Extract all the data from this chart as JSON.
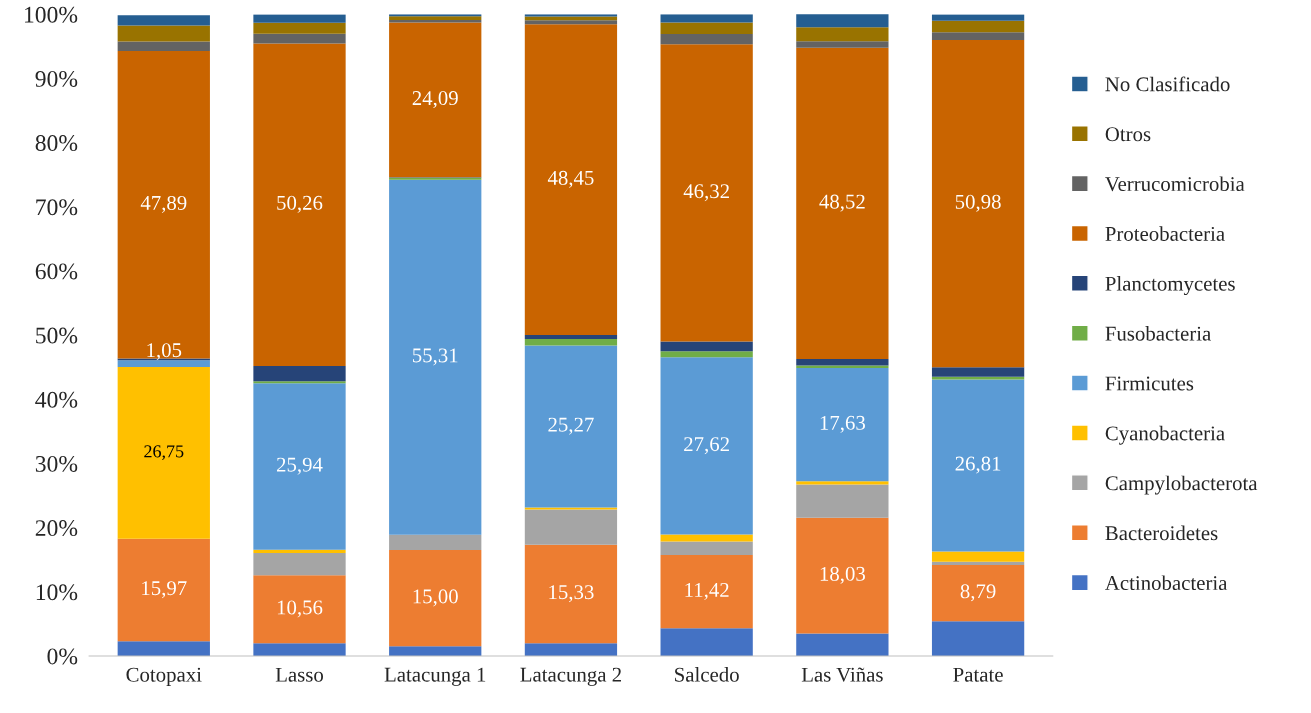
{
  "chart_data": {
    "type": "bar",
    "stacked": true,
    "categories": [
      "Cotopaxi",
      "Lasso",
      "Latacunga 1",
      "Latacunga 2",
      "Salcedo",
      "Las Viñas",
      "Patate"
    ],
    "series": [
      {
        "name": "Actinobacteria",
        "color": "#4472c4",
        "values": [
          2.3,
          2.0,
          1.5,
          2.0,
          4.3,
          3.5,
          5.4
        ]
      },
      {
        "name": "Bacteroidetes",
        "color": "#ed7d31",
        "values": [
          15.97,
          10.56,
          15.0,
          15.33,
          11.42,
          18.03,
          8.79
        ],
        "value_labels": [
          "15,97",
          "10,56",
          "15,00",
          "15,33",
          "11,42",
          "18,03",
          "8,79"
        ]
      },
      {
        "name": "Campylobacterota",
        "color": "#a5a5a5",
        "values": [
          0,
          3.5,
          2.4,
          5.5,
          2.1,
          5.2,
          0.5
        ]
      },
      {
        "name": "Cyanobacteria",
        "color": "#ffc000",
        "values": [
          26.75,
          0.5,
          0,
          0.3,
          1.1,
          0.5,
          1.6
        ],
        "value_labels": [
          "26,75",
          null,
          null,
          null,
          null,
          null,
          null
        ]
      },
      {
        "name": "Firmicutes",
        "color": "#5b9bd5",
        "values": [
          1.05,
          25.94,
          55.31,
          25.27,
          27.62,
          17.63,
          26.81
        ],
        "value_labels": [
          "1,05",
          "25,94",
          "55,31",
          "25,27",
          "27,62",
          "17,63",
          "26,81"
        ]
      },
      {
        "name": "Fusobacteria",
        "color": "#70ad47",
        "values": [
          0,
          0.3,
          0.3,
          1.0,
          0.95,
          0.4,
          0.4
        ]
      },
      {
        "name": "Planctomycetes",
        "color": "#264478",
        "values": [
          0.3,
          2.4,
          0.1,
          0.6,
          1.5,
          1.0,
          1.5
        ]
      },
      {
        "name": "Proteobacteria",
        "color": "#c96400",
        "values": [
          47.89,
          50.26,
          24.09,
          48.45,
          46.32,
          48.52,
          50.98
        ],
        "value_labels": [
          "47,89",
          "50,26",
          "24,09",
          "48,45",
          "46,32",
          "48,52",
          "50,98"
        ]
      },
      {
        "name": "Verrucomicrobia",
        "color": "#636363",
        "values": [
          1.5,
          1.5,
          0.4,
          0.6,
          1.6,
          1.0,
          1.2
        ]
      },
      {
        "name": "Otros",
        "color": "#997300",
        "values": [
          2.5,
          1.7,
          0.6,
          0.6,
          1.8,
          2.2,
          1.8
        ]
      },
      {
        "name": "No Clasificado",
        "color": "#255e91",
        "values": [
          1.6,
          1.3,
          0.3,
          0.35,
          1.3,
          2.1,
          1.0
        ]
      }
    ],
    "ylim": [
      0,
      100
    ],
    "yticks": [
      {
        "value": 0,
        "label": "0%"
      },
      {
        "value": 10,
        "label": "10%"
      },
      {
        "value": 20,
        "label": "20%"
      },
      {
        "value": 30,
        "label": "30%"
      },
      {
        "value": 40,
        "label": "40%"
      },
      {
        "value": 50,
        "label": "50%"
      },
      {
        "value": 60,
        "label": "60%"
      },
      {
        "value": 70,
        "label": "70%"
      },
      {
        "value": 80,
        "label": "80%"
      },
      {
        "value": 90,
        "label": "90%"
      },
      {
        "value": 100,
        "label": "100%"
      }
    ],
    "grid": false,
    "legend": "right"
  }
}
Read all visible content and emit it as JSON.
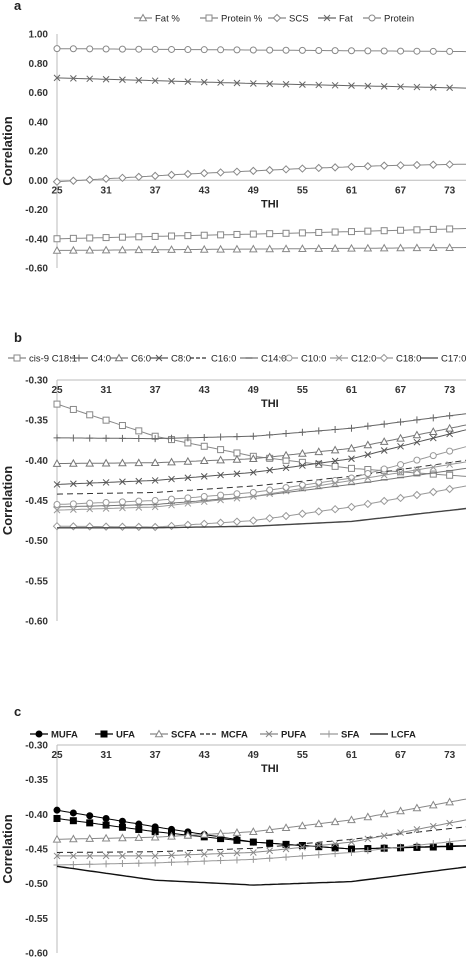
{
  "chart_data": [
    {
      "type": "line",
      "panel_label": "a",
      "xlabel": "THI",
      "ylabel": "Correlation",
      "x_ticks": [
        "25",
        "31",
        "37",
        "43",
        "49",
        "55",
        "61",
        "67",
        "73"
      ],
      "y_ticks": [
        "1.00",
        "0.80",
        "0.60",
        "0.40",
        "0.20",
        "0.00",
        "-0.20",
        "-0.40",
        "-0.60"
      ],
      "xlim": [
        25,
        75
      ],
      "ylim": [
        -0.6,
        1.0
      ],
      "legend_position": "top",
      "series": [
        {
          "name": "Fat %",
          "marker": "triangle",
          "dash": "",
          "color": "#888888",
          "x": [
            25,
            75
          ],
          "values": [
            -0.48,
            -0.46
          ]
        },
        {
          "name": "Protein %",
          "marker": "square",
          "dash": "",
          "color": "#888888",
          "x": [
            25,
            40,
            55,
            75
          ],
          "values": [
            -0.4,
            -0.38,
            -0.36,
            -0.33
          ]
        },
        {
          "name": "SCS",
          "marker": "diamond",
          "dash": "",
          "color": "#888888",
          "x": [
            25,
            40,
            55,
            65,
            75
          ],
          "values": [
            -0.01,
            0.04,
            0.08,
            0.1,
            0.11
          ]
        },
        {
          "name": "Fat",
          "marker": "x",
          "dash": "",
          "color": "#666666",
          "x": [
            25,
            50,
            75
          ],
          "values": [
            0.7,
            0.66,
            0.63
          ]
        },
        {
          "name": "Protein",
          "marker": "circle",
          "dash": "",
          "color": "#888888",
          "x": [
            25,
            50,
            75
          ],
          "values": [
            0.9,
            0.89,
            0.88
          ]
        }
      ]
    },
    {
      "type": "line",
      "panel_label": "b",
      "xlabel": "THI",
      "ylabel": "Correlation",
      "x_ticks": [
        "25",
        "31",
        "37",
        "43",
        "49",
        "55",
        "61",
        "67",
        "73"
      ],
      "y_ticks": [
        "-0.30",
        "-0.35",
        "-0.40",
        "-0.45",
        "-0.50",
        "-0.55",
        "-0.60"
      ],
      "xlim": [
        25,
        75
      ],
      "ylim": [
        -0.6,
        -0.3
      ],
      "legend_position": "top",
      "series": [
        {
          "name": "cis-9 C18:1",
          "marker": "square",
          "dash": "",
          "color": "#888888",
          "x": [
            25,
            37,
            49,
            61,
            75
          ],
          "values": [
            -0.33,
            -0.37,
            -0.395,
            -0.41,
            -0.42
          ]
        },
        {
          "name": "C4:0",
          "marker": "plus",
          "dash": "",
          "color": "#666666",
          "x": [
            25,
            37,
            49,
            61,
            75
          ],
          "values": [
            -0.372,
            -0.373,
            -0.37,
            -0.36,
            -0.342
          ]
        },
        {
          "name": "C6:0",
          "marker": "triangle",
          "dash": "",
          "color": "#777777",
          "x": [
            25,
            37,
            49,
            61,
            75
          ],
          "values": [
            -0.404,
            -0.403,
            -0.398,
            -0.385,
            -0.356
          ]
        },
        {
          "name": "C8:0",
          "marker": "x",
          "dash": "",
          "color": "#555555",
          "x": [
            25,
            37,
            49,
            61,
            75
          ],
          "values": [
            -0.43,
            -0.425,
            -0.415,
            -0.398,
            -0.362
          ]
        },
        {
          "name": "C16:0",
          "marker": "none",
          "dash": "6,4",
          "color": "#333333",
          "x": [
            25,
            37,
            49,
            61,
            75
          ],
          "values": [
            -0.442,
            -0.44,
            -0.432,
            -0.42,
            -0.4
          ]
        },
        {
          "name": "C14:0",
          "marker": "dash",
          "dash": "",
          "color": "#777777",
          "x": [
            25,
            37,
            49,
            61,
            75
          ],
          "values": [
            -0.458,
            -0.455,
            -0.445,
            -0.43,
            -0.41
          ]
        },
        {
          "name": "C10:0",
          "marker": "circle",
          "dash": "",
          "color": "#999999",
          "x": [
            25,
            37,
            49,
            61,
            75
          ],
          "values": [
            -0.455,
            -0.45,
            -0.44,
            -0.422,
            -0.383
          ]
        },
        {
          "name": "C12:0",
          "marker": "x",
          "dash": "",
          "color": "#999999",
          "x": [
            25,
            37,
            49,
            61,
            75
          ],
          "values": [
            -0.462,
            -0.458,
            -0.445,
            -0.425,
            -0.402
          ]
        },
        {
          "name": "C18:0",
          "marker": "diamond",
          "dash": "",
          "color": "#999999",
          "x": [
            25,
            37,
            49,
            61,
            75
          ],
          "values": [
            -0.482,
            -0.483,
            -0.475,
            -0.458,
            -0.432
          ]
        },
        {
          "name": "C17:0",
          "marker": "none",
          "dash": "",
          "color": "#444444",
          "x": [
            25,
            37,
            49,
            61,
            75
          ],
          "values": [
            -0.484,
            -0.484,
            -0.482,
            -0.476,
            -0.46
          ]
        }
      ]
    },
    {
      "type": "line",
      "panel_label": "c",
      "xlabel": "THI",
      "ylabel": "Correlation",
      "x_ticks": [
        "25",
        "31",
        "37",
        "43",
        "49",
        "55",
        "61",
        "67",
        "73"
      ],
      "y_ticks": [
        "-0.30",
        "-0.35",
        "-0.40",
        "-0.45",
        "-0.50",
        "-0.55",
        "-0.60"
      ],
      "xlim": [
        25,
        75
      ],
      "ylim": [
        -0.6,
        -0.3
      ],
      "legend_position": "top",
      "series": [
        {
          "name": "MUFA",
          "marker": "circle",
          "dash": "",
          "color": "#000000",
          "x": [
            25,
            37,
            49,
            61,
            75
          ],
          "values": [
            -0.394,
            -0.418,
            -0.44,
            -0.45,
            -0.445
          ]
        },
        {
          "name": "UFA",
          "marker": "square",
          "dash": "",
          "color": "#000000",
          "x": [
            25,
            37,
            49,
            61,
            75
          ],
          "values": [
            -0.406,
            -0.425,
            -0.44,
            -0.45,
            -0.446
          ]
        },
        {
          "name": "SCFA",
          "marker": "triangle",
          "dash": "",
          "color": "#888888",
          "x": [
            25,
            37,
            49,
            61,
            75
          ],
          "values": [
            -0.436,
            -0.433,
            -0.425,
            -0.408,
            -0.378
          ]
        },
        {
          "name": "MCFA",
          "marker": "none",
          "dash": "6,4",
          "color": "#222222",
          "x": [
            25,
            37,
            49,
            61,
            75
          ],
          "values": [
            -0.455,
            -0.454,
            -0.449,
            -0.436,
            -0.418
          ]
        },
        {
          "name": "PUFA",
          "marker": "x",
          "dash": "",
          "color": "#888888",
          "x": [
            25,
            37,
            49,
            61,
            75
          ],
          "values": [
            -0.46,
            -0.46,
            -0.455,
            -0.44,
            -0.408
          ]
        },
        {
          "name": "SFA",
          "marker": "plus",
          "dash": "",
          "color": "#999999",
          "x": [
            25,
            37,
            49,
            61,
            75
          ],
          "values": [
            -0.473,
            -0.47,
            -0.465,
            -0.455,
            -0.437
          ]
        },
        {
          "name": "LCFA",
          "marker": "none",
          "dash": "",
          "color": "#111111",
          "x": [
            25,
            37,
            49,
            61,
            75
          ],
          "values": [
            -0.475,
            -0.495,
            -0.502,
            -0.497,
            -0.476
          ]
        }
      ]
    }
  ]
}
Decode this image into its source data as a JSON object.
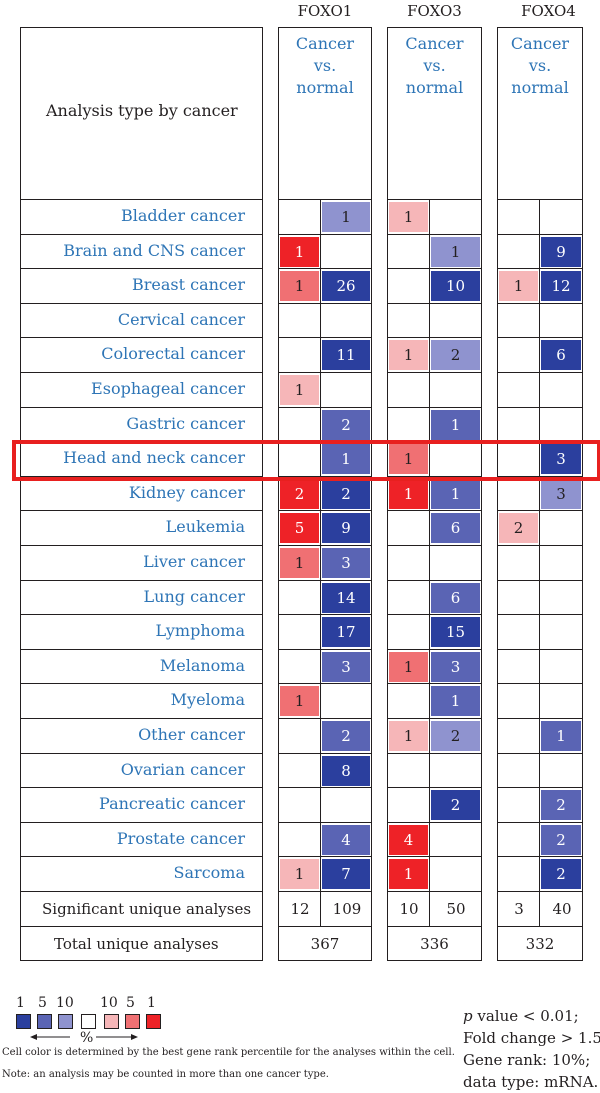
{
  "header": {
    "analysis_label": "Analysis type by cancer"
  },
  "genes": [
    {
      "name": "FOXO1",
      "subheader": [
        "Cancer",
        "vs.",
        "normal"
      ]
    },
    {
      "name": "FOXO3",
      "subheader": [
        "Cancer",
        "vs.",
        "normal"
      ]
    },
    {
      "name": "FOXO4",
      "subheader": [
        "Cancer",
        "vs.",
        "normal"
      ]
    }
  ],
  "chart_data": {
    "type": "table",
    "cancers": [
      "Bladder cancer",
      "Brain and CNS cancer",
      "Breast cancer",
      "Cervical cancer",
      "Colorectal cancer",
      "Esophageal cancer",
      "Gastric cancer",
      "Head and neck cancer",
      "Kidney cancer",
      "Leukemia",
      "Liver cancer",
      "Lung cancer",
      "Lymphoma",
      "Melanoma",
      "Myeloma",
      "Other cancer",
      "Ovarian cancer",
      "Pancreatic cancer",
      "Prostate cancer",
      "Sarcoma"
    ],
    "values": {
      "FOXO1": {
        "up": [
          null,
          1,
          1,
          null,
          null,
          1,
          null,
          null,
          2,
          5,
          1,
          null,
          null,
          null,
          1,
          null,
          null,
          null,
          null,
          1
        ],
        "down": [
          1,
          null,
          26,
          null,
          11,
          null,
          2,
          1,
          2,
          9,
          3,
          14,
          17,
          3,
          null,
          2,
          8,
          null,
          4,
          7
        ]
      },
      "FOXO3": {
        "up": [
          1,
          null,
          null,
          null,
          1,
          null,
          null,
          1,
          1,
          null,
          null,
          null,
          null,
          1,
          null,
          1,
          null,
          null,
          4,
          1
        ],
        "down": [
          null,
          1,
          10,
          null,
          2,
          null,
          1,
          null,
          1,
          6,
          null,
          6,
          15,
          3,
          1,
          2,
          null,
          2,
          null,
          null
        ]
      },
      "FOXO4": {
        "up": [
          null,
          null,
          1,
          null,
          null,
          null,
          null,
          null,
          null,
          2,
          null,
          null,
          null,
          null,
          null,
          null,
          null,
          null,
          null,
          null
        ],
        "down": [
          null,
          9,
          12,
          null,
          6,
          null,
          null,
          3,
          3,
          null,
          null,
          null,
          null,
          null,
          null,
          1,
          null,
          2,
          2,
          2
        ]
      }
    },
    "cell_colors": {
      "FOXO1": {
        "up": [
          null,
          "#ee2227",
          "#f07073",
          null,
          null,
          "#f6b6b8",
          null,
          null,
          "#ee2227",
          "#ee2227",
          "#f07073",
          null,
          null,
          null,
          "#f07073",
          null,
          null,
          null,
          null,
          "#f6b6b8"
        ],
        "down": [
          "#8f93cf",
          null,
          "#2b3f9e",
          null,
          "#2b3f9e",
          null,
          "#5a64b4",
          "#5a64b4",
          "#2b3f9e",
          "#2b3f9e",
          "#5a64b4",
          "#2b3f9e",
          "#2b3f9e",
          "#5a64b4",
          null,
          "#5a64b4",
          "#2b3f9e",
          null,
          "#5a64b4",
          "#2b3f9e"
        ]
      },
      "FOXO3": {
        "up": [
          "#f6b6b8",
          null,
          null,
          null,
          "#f6b6b8",
          null,
          null,
          "#f07073",
          "#ee2227",
          null,
          null,
          null,
          null,
          "#f07073",
          null,
          "#f6b6b8",
          null,
          null,
          "#ee2227",
          "#ee2227"
        ],
        "down": [
          null,
          "#8f93cf",
          "#2b3f9e",
          null,
          "#8f93cf",
          null,
          "#5a64b4",
          null,
          "#5a64b4",
          "#5a64b4",
          null,
          "#5a64b4",
          "#2b3f9e",
          "#5a64b4",
          "#5a64b4",
          "#8f93cf",
          null,
          "#2b3f9e",
          null,
          null
        ]
      },
      "FOXO4": {
        "up": [
          null,
          null,
          "#f6b6b8",
          null,
          null,
          null,
          null,
          null,
          null,
          "#f6b6b8",
          null,
          null,
          null,
          null,
          null,
          null,
          null,
          null,
          null,
          null
        ],
        "down": [
          null,
          "#2b3f9e",
          "#2b3f9e",
          null,
          "#2b3f9e",
          null,
          null,
          "#2b3f9e",
          "#8f93cf",
          null,
          null,
          null,
          null,
          null,
          null,
          "#5a64b4",
          null,
          "#5a64b4",
          "#5a64b4",
          "#2b3f9e"
        ]
      }
    },
    "significant_label": "Significant unique analyses",
    "significant": {
      "FOXO1": [
        12,
        109
      ],
      "FOXO3": [
        10,
        50
      ],
      "FOXO4": [
        3,
        40
      ]
    },
    "total_label": "Total unique analyses",
    "total": {
      "FOXO1": 367,
      "FOXO3": 336,
      "FOXO4": 332
    },
    "highlighted_row": "Head and neck cancer",
    "highlight_color": "#e8201f"
  },
  "legend": {
    "numbers": [
      "1",
      "5",
      "10",
      "10",
      "5",
      "1"
    ],
    "colors": [
      "#2b3f9e",
      "#5a64b4",
      "#8f93cf",
      "#ffffff",
      "#f6b6b8",
      "#f07073",
      "#ee2227"
    ],
    "percent_label": "%",
    "note1": "Cell color is determined by the best gene rank percentile for the analyses within the cell.",
    "note2": "Note: an analysis may be counted in more than one cancer type."
  },
  "criteria": {
    "line1_italic": "p",
    "line1_rest": " value < 0.01;",
    "line2": "Fold change > 1.5;",
    "line3": "Gene rank: 10%;",
    "line4": "data type: mRNA."
  }
}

— The problem —
Work through the entries, filtering for the string "neck", and copy each line that holds it.

— Task output —
      "Head and neck cancer",
    "highlighted_row": "Head and neck cancer",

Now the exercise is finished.